▶ _Required action_:
Throughout the material, count the lines with the word "feed" in them, and answer with only the figure.

(Given records)

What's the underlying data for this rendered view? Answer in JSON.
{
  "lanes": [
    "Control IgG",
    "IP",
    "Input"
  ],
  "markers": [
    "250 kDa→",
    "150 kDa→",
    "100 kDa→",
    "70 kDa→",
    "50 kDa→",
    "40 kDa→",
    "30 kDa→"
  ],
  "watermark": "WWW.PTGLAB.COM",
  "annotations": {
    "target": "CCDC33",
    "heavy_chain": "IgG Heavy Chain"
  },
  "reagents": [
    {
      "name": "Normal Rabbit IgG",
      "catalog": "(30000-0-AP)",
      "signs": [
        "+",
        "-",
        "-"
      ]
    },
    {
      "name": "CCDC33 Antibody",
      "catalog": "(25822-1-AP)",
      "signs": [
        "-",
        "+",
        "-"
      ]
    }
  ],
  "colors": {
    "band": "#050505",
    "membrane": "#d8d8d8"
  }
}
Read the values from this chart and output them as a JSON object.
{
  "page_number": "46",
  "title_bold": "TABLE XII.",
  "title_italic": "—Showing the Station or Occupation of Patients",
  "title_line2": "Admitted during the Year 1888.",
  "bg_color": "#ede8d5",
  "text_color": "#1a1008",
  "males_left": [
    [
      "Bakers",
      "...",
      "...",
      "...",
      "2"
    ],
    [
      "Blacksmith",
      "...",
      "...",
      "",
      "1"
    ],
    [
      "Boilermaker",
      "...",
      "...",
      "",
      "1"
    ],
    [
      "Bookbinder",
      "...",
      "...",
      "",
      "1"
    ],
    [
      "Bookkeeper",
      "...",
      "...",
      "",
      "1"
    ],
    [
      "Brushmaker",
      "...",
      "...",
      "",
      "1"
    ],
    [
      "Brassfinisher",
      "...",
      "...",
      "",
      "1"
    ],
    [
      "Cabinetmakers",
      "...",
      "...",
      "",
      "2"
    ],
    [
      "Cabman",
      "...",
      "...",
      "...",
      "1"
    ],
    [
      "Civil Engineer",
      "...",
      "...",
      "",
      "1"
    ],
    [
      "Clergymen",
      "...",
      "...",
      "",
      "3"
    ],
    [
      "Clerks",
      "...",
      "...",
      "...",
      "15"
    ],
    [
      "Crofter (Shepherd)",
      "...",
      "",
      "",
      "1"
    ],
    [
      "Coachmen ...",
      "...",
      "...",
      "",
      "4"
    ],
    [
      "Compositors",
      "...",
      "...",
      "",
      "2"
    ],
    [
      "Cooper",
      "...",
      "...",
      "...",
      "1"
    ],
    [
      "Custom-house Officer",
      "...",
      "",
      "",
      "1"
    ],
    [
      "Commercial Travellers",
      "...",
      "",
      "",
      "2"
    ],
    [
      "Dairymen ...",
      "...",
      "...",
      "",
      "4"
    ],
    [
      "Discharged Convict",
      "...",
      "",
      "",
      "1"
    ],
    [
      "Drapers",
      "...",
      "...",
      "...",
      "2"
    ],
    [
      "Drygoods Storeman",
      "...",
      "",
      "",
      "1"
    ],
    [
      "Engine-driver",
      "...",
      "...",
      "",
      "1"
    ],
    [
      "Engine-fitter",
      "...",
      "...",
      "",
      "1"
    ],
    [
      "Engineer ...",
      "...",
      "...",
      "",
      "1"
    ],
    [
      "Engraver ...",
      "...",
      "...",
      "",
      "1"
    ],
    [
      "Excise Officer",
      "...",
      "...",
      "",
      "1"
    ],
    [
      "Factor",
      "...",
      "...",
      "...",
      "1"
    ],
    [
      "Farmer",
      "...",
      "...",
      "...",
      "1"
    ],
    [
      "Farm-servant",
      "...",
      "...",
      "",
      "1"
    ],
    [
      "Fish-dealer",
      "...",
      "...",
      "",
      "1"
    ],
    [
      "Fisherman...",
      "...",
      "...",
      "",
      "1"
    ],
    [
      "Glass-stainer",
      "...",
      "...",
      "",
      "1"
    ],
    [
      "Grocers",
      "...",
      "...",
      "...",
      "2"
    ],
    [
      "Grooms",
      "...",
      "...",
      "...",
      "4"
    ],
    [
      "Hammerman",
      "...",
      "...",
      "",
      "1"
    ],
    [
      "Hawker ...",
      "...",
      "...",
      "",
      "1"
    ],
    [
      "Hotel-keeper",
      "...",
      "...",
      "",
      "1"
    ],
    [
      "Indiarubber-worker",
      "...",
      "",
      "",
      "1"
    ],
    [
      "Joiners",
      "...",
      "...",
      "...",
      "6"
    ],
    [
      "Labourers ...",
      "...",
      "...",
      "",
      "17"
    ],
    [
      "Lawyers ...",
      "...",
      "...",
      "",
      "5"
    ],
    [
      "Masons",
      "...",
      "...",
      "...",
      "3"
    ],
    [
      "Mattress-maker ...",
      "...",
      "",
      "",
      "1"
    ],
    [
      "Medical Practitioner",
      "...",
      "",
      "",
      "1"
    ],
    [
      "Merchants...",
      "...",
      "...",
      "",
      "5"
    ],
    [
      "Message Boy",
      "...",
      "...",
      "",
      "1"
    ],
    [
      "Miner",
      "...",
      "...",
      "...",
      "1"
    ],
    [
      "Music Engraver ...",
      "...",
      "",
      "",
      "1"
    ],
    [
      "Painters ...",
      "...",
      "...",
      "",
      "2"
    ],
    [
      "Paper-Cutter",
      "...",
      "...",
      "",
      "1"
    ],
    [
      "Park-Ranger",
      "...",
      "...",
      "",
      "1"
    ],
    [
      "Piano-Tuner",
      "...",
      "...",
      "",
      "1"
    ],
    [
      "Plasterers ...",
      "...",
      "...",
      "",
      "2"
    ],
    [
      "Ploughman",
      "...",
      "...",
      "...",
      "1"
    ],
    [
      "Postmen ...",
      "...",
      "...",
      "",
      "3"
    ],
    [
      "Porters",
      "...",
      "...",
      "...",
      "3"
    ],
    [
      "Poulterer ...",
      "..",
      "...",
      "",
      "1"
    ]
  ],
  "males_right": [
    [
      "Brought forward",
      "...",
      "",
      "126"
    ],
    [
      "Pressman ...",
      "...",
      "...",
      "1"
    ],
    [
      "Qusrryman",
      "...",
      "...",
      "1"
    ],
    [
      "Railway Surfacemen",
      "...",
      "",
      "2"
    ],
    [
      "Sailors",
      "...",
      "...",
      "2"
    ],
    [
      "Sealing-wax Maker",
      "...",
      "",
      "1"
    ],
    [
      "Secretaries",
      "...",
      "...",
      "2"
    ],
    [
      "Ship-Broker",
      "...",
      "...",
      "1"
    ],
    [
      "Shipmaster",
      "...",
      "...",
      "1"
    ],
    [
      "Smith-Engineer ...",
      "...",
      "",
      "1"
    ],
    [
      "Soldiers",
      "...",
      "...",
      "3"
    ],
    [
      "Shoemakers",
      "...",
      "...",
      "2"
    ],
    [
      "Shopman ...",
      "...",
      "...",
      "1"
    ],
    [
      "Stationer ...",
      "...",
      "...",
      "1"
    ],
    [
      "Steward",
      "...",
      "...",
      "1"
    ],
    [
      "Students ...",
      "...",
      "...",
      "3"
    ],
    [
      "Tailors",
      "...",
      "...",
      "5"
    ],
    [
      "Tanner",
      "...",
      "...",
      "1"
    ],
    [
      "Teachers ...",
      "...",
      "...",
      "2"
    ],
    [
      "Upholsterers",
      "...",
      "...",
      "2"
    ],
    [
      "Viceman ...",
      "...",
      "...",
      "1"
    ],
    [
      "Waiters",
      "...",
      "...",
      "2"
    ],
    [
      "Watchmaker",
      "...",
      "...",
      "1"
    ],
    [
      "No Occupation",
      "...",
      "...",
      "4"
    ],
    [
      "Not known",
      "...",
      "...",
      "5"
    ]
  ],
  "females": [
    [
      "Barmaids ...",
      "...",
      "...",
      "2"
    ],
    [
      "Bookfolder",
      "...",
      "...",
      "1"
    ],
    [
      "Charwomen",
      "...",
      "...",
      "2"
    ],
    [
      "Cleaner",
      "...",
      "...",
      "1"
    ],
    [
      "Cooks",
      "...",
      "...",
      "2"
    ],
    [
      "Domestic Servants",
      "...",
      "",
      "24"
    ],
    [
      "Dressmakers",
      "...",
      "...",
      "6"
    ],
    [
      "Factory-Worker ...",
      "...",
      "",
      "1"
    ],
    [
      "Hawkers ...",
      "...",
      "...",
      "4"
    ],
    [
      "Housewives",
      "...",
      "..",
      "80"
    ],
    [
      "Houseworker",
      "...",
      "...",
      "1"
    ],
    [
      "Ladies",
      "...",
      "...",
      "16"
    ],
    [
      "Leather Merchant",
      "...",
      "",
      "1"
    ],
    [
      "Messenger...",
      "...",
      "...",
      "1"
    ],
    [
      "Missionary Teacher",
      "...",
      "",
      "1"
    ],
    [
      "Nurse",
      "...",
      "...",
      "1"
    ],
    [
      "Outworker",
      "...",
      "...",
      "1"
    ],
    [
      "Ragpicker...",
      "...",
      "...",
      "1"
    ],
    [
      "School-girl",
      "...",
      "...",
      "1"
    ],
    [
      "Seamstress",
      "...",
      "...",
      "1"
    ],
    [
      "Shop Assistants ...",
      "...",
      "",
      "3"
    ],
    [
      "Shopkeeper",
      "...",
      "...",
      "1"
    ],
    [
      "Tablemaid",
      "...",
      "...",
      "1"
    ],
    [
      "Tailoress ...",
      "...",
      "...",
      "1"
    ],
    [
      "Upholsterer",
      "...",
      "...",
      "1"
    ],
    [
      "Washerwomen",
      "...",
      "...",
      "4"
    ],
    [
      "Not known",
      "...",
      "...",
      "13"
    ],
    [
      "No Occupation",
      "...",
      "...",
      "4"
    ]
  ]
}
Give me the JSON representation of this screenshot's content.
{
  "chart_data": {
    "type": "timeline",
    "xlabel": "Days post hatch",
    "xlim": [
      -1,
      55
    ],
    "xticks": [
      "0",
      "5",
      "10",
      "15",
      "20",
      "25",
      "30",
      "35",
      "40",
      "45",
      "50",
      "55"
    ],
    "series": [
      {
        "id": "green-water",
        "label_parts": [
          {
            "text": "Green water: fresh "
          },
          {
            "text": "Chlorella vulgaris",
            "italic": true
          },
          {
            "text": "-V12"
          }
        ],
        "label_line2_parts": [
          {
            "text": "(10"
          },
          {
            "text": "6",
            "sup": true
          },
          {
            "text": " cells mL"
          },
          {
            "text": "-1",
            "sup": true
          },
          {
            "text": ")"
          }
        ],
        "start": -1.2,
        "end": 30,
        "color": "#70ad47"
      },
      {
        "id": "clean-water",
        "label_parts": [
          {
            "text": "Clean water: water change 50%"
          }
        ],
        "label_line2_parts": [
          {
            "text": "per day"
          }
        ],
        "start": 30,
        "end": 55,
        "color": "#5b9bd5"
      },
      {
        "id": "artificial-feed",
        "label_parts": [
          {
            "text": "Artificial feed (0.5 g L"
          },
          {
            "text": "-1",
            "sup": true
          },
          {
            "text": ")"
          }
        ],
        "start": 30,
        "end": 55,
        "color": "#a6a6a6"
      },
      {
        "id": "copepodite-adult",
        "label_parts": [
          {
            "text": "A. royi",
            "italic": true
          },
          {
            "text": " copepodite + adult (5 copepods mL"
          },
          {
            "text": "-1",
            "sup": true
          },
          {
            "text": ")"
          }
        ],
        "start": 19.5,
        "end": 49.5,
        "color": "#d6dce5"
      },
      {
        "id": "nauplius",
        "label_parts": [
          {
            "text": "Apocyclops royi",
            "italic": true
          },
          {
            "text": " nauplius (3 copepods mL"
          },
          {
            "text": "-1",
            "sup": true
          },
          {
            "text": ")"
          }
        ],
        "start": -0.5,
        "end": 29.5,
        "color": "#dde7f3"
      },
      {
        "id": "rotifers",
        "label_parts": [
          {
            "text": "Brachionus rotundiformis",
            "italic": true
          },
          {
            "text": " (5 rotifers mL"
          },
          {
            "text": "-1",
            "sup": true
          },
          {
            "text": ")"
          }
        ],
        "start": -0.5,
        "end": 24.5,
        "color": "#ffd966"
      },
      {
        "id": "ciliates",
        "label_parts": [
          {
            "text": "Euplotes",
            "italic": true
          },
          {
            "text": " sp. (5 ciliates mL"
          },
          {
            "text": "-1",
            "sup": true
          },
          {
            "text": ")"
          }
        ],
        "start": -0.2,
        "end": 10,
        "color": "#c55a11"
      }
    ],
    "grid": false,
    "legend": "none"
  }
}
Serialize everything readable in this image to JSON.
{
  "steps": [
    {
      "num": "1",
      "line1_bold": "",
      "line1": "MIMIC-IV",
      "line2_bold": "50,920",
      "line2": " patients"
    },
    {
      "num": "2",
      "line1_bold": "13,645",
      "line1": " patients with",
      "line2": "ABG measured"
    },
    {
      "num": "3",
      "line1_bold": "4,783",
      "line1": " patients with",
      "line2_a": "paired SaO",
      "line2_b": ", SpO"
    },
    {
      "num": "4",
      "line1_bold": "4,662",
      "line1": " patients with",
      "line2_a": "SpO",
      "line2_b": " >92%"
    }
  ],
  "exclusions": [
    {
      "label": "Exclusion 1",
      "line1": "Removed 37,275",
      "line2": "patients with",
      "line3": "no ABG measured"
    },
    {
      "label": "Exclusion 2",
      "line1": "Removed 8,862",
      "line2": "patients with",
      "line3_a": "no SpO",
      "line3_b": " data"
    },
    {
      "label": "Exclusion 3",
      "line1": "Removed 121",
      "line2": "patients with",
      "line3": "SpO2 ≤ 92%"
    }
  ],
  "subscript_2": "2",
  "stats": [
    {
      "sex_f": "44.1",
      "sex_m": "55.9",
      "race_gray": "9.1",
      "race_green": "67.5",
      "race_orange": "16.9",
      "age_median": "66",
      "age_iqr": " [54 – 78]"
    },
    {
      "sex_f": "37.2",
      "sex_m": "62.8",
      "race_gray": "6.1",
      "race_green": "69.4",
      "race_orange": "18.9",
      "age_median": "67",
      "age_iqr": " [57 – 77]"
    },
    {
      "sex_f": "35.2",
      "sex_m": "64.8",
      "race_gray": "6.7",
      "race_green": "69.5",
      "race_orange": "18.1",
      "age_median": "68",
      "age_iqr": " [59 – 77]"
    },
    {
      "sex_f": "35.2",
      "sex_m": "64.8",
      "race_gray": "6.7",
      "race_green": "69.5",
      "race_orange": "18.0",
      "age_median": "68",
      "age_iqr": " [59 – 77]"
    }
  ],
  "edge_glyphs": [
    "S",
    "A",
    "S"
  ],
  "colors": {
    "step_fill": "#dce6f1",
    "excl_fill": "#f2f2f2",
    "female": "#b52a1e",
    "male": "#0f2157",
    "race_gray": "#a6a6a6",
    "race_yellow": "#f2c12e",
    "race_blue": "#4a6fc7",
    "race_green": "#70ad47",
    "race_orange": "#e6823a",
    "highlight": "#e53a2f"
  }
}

(End Given records)

▶ _Solved exercise_:
2